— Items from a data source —
-- BEGIN --

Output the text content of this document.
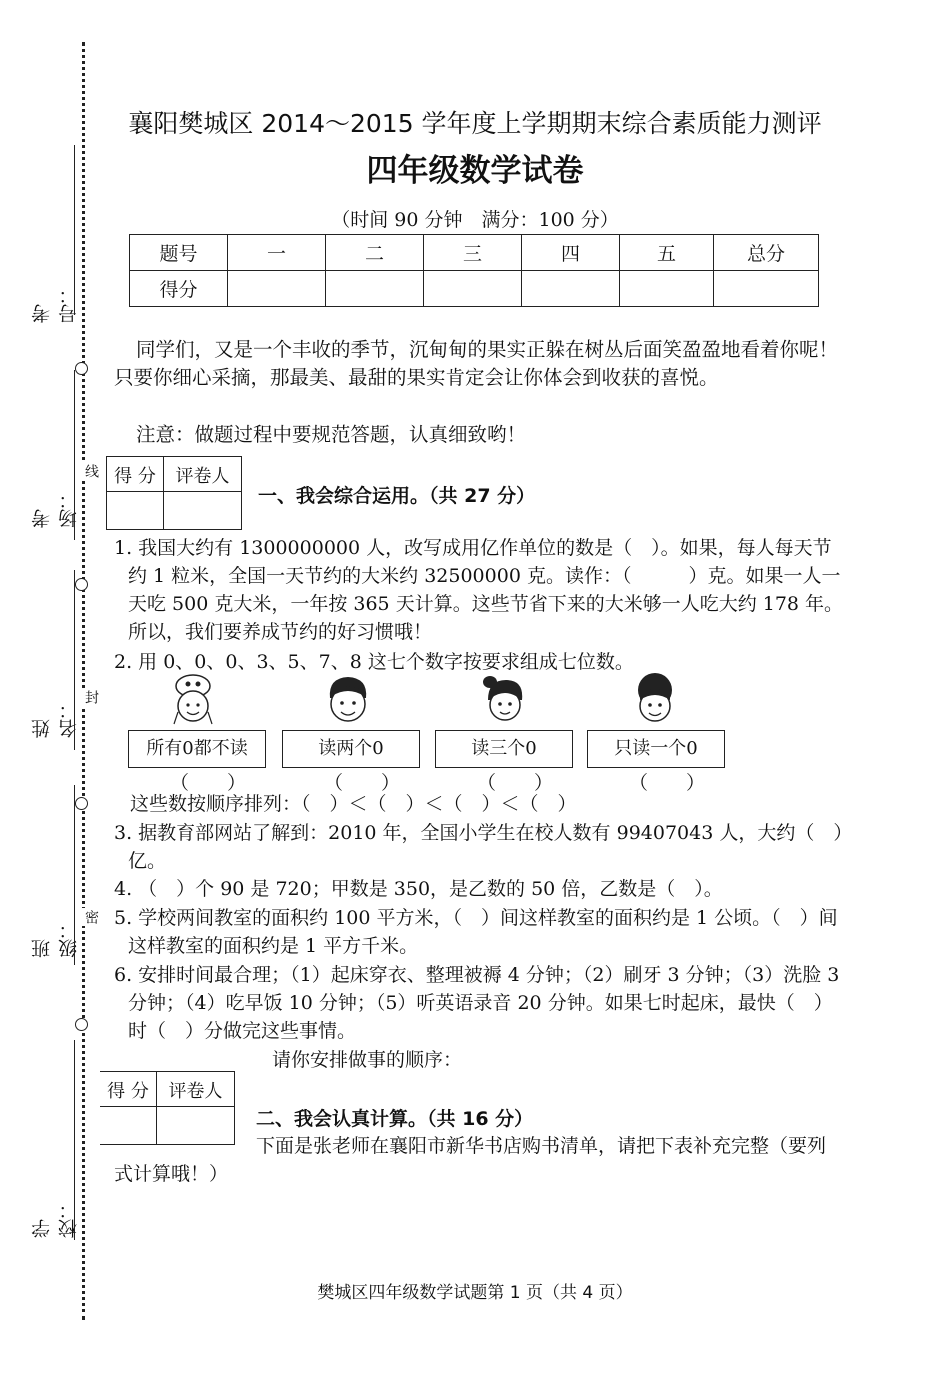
考号：
线
考场：
封
姓名：
密
班级：
学校：
襄阳樊城区 2014～2015 学年度上学期期末综合素质能力测评
四年级数学试卷
（时间 90 分钟　满分：100 分）
题号	一	二	三	四	五	总分
得分						
同学们，又是一个丰收的季节，沉甸甸的果实正躲在树丛后面笑盈盈地看着你呢！只要你细心采摘，那最美、最甜的果实肯定会让你体会到收获的喜悦。
注意：做题过程中要规范答题，认真细致哟！
得 分	评卷人
一、我会综合运用。（共 27 分）
1. 我国大约有 1300000000 人，改写成用亿作单位的数是（　）。如果，每人每天节约 1 粒米，全国一天节约的大米约 32500000 克。读作：（　　　）克。如果一人一天吃 500 克大米，一年按 365 天计算。这些节省下来的大米够一人吃大约 178 年。所以，我们要养成节约的好习惯哦！
2. 用 0、0、0、3、5、7、8 这七个数字按要求组成七位数。
所有0都不读	读两个0	读三个0	只读一个0
（　　）	（　　）	（　　）	（　　）
这些数按顺序排列：（　）＜（　）＜（　）＜（　）
3. 据教育部网站了解到：2010 年，全国小学生在校人数有 99407043 人，大约（　）亿。
4. （　）个 90 是 720；甲数是 350，是乙数的 50 倍，乙数是（　）。
5. 学校两间教室的面积约 100 平方米，（　）间这样教室的面积约是 1 公顷。（　）间这样教室的面积约是 1 平方千米。
6. 安排时间最合理；（1）起床穿衣、整理被褥 4 分钟；（2）刷牙 3 分钟；（3）洗脸 3 分钟；（4）吃早饭 10 分钟；（5）听英语录音 20 分钟。如果七时起床，最快（　）时（　）分做完这些事情。
请你安排做事的顺序：
得 分	评卷人
二、我会认真计算。（共 16 分）
下面是张老师在襄阳市新华书店购书清单，请把下表补充完整（要列式计算哦！）
樊城区四年级数学试题第 1 页（共 4 页）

-- END --

— Exercise directions —
Reproduce every record above exactly, omitting the pictures.

— Result —
Output the text content of this document.
考号：
线
考场：
封
姓名：
密
班级：
学校：
襄阳樊城区 2014～2015 学年度上学期期末综合素质能力测评
四年级数学试卷
（时间 90 分钟　满分：100 分）
题号	一	二	三	四	五	总分
得分						
同学们，又是一个丰收的季节，沉甸甸的果实正躲在树丛后面笑盈盈地看着你呢！只要你细心采摘，那最美、最甜的果实肯定会让你体会到收获的喜悦。
注意：做题过程中要规范答题，认真细致哟！
得 分	评卷人
一、我会综合运用。（共 27 分）
1. 我国大约有 1300000000 人，改写成用亿作单位的数是（　）。如果，每人每天节约 1 粒米，全国一天节约的大米约 32500000 克。读作：（　　　）克。如果一人一天吃 500 克大米，一年按 365 天计算。这些节省下来的大米够一人吃大约 178 年。所以，我们要养成节约的好习惯哦！
2. 用 0、0、0、3、5、7、8 这七个数字按要求组成七位数。
所有0都不读	读两个0	读三个0	只读一个0
（　　）	（　　）	（　　）	（　　）
这些数按顺序排列：（　）＜（　）＜（　）＜（　）
3. 据教育部网站了解到：2010 年，全国小学生在校人数有 99407043 人，大约（　）亿。
4. （　）个 90 是 720；甲数是 350，是乙数的 50 倍，乙数是（　）。
5. 学校两间教室的面积约 100 平方米，（　）间这样教室的面积约是 1 公顷。（　）间这样教室的面积约是 1 平方千米。
6. 安排时间最合理；（1）起床穿衣、整理被褥 4 分钟；（2）刷牙 3 分钟；（3）洗脸 3 分钟；（4）吃早饭 10 分钟；（5）听英语录音 20 分钟。如果七时起床，最快（　）时（　）分做完这些事情。
请你安排做事的顺序：
得 分	评卷人
二、我会认真计算。（共 16 分）
下面是张老师在襄阳市新华书店购书清单，请把下表补充完整（要列式计算哦！）
樊城区四年级数学试题第 1 页（共 4 页）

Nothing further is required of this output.